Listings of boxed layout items

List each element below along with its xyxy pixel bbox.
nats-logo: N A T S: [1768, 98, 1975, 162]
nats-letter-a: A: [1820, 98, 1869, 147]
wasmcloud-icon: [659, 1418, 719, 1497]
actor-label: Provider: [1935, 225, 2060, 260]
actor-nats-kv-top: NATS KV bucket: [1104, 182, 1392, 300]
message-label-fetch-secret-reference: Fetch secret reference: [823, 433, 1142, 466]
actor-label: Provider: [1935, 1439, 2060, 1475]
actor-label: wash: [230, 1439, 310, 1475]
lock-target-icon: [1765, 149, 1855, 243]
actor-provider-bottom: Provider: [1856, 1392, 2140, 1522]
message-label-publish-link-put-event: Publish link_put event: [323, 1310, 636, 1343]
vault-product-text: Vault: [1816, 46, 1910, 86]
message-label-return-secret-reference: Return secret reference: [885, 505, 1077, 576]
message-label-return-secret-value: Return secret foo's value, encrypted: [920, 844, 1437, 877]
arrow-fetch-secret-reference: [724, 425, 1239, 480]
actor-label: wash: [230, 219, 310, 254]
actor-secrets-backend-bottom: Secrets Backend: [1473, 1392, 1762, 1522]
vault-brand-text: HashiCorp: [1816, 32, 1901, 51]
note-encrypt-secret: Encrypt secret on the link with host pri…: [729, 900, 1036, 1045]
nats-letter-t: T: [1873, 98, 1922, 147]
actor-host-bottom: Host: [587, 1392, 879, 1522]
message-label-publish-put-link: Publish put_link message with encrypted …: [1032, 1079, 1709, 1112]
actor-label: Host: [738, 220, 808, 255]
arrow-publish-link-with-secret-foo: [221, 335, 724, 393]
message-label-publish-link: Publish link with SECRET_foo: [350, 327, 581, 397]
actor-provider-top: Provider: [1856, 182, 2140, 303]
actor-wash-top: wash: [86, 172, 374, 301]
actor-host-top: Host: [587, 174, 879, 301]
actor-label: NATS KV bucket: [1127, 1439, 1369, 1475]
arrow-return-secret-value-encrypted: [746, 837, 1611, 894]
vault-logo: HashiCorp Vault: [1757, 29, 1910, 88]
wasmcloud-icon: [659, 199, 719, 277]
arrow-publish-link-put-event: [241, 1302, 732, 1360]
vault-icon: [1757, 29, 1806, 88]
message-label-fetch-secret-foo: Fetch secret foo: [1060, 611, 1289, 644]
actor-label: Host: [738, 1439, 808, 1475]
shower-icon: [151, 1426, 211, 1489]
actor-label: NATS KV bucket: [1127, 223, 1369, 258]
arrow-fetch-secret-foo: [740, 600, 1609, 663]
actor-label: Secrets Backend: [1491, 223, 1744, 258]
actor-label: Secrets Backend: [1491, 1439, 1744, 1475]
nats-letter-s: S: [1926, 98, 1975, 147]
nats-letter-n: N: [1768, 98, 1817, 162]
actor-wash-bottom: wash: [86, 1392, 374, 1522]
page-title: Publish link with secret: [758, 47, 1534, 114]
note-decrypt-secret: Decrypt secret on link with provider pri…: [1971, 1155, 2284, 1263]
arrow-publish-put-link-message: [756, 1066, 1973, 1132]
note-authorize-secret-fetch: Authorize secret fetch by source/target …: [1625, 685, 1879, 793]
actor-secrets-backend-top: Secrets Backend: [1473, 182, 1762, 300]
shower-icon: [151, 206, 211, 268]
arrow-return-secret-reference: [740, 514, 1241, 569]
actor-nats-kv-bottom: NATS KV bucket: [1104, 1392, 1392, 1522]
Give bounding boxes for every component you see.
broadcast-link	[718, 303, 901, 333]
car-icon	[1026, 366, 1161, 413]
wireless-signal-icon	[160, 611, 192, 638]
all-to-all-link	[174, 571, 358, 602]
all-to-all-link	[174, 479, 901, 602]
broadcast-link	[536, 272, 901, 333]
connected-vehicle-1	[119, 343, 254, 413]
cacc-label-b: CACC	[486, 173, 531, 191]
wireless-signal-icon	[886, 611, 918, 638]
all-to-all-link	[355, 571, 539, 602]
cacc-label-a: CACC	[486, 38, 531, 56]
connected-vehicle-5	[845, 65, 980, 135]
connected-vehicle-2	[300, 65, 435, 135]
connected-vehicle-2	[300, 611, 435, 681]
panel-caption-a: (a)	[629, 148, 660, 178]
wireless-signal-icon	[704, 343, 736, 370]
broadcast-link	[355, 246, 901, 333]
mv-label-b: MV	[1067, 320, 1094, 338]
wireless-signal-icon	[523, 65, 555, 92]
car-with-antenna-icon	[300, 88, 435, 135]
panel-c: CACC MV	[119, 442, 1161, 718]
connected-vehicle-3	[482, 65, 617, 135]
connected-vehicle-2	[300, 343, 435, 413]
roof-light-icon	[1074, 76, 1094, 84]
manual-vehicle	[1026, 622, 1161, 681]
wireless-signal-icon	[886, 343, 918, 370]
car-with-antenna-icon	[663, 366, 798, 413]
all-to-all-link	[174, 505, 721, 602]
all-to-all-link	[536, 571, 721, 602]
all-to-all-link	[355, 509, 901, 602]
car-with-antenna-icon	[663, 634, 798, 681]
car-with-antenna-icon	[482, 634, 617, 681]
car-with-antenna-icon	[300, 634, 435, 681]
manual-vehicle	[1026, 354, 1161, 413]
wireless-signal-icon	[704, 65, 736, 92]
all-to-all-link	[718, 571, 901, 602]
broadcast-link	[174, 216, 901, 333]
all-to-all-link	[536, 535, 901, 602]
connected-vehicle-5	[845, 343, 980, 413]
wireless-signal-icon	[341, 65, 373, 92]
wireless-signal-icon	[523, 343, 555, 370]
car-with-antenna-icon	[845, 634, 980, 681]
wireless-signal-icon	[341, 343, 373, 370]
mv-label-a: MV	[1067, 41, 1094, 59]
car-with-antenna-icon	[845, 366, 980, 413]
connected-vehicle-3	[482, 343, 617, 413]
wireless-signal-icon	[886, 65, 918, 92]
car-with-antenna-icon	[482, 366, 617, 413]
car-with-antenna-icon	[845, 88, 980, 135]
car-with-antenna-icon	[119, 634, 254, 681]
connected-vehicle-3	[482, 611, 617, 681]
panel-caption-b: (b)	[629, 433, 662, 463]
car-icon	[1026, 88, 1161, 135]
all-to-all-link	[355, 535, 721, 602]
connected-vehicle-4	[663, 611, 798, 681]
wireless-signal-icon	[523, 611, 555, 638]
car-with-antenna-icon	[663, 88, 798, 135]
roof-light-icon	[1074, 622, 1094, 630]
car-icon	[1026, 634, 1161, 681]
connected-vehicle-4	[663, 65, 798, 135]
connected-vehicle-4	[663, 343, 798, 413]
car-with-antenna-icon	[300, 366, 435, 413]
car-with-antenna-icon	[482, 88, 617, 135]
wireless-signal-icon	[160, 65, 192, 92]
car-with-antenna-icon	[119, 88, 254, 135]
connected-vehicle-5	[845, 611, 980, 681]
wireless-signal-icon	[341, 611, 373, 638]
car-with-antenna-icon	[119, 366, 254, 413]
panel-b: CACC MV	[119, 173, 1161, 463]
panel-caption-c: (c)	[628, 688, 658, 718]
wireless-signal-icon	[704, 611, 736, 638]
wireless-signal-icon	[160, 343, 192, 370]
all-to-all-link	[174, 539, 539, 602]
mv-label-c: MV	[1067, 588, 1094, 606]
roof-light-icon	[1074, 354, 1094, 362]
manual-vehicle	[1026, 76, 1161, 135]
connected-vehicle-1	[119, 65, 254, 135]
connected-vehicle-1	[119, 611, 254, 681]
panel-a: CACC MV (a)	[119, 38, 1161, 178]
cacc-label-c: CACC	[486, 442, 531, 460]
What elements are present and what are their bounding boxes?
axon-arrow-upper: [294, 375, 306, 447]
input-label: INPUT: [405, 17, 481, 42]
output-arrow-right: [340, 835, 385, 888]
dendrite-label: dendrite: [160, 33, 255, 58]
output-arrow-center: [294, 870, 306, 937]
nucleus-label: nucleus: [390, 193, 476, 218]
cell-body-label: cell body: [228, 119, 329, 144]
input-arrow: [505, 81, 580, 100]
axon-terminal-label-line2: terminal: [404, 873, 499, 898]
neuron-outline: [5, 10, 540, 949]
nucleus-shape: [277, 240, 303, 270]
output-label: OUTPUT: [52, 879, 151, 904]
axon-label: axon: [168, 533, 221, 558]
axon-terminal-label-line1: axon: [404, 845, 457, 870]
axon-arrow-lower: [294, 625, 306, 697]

**WHAT THIS TASK INVOLVES**
Please arrange the lines of the material as a JSON list of strings, starting at the very first line and ending at the line containing "actor-label: Provider: [1935, 225, 2060, 260]", both included. Use one string per line and leave out blank lines.

**EXERCISE RESULT**
[
  "List each element below along with its xyxy pixel bbox.",
  "nats-logo: N A T S: [1768, 98, 1975, 162]",
  "nats-letter-a: A: [1820, 98, 1869, 147]",
  "wasmcloud-icon: [659, 1418, 719, 1497]",
  "actor-label: Provider: [1935, 225, 2060, 260]"
]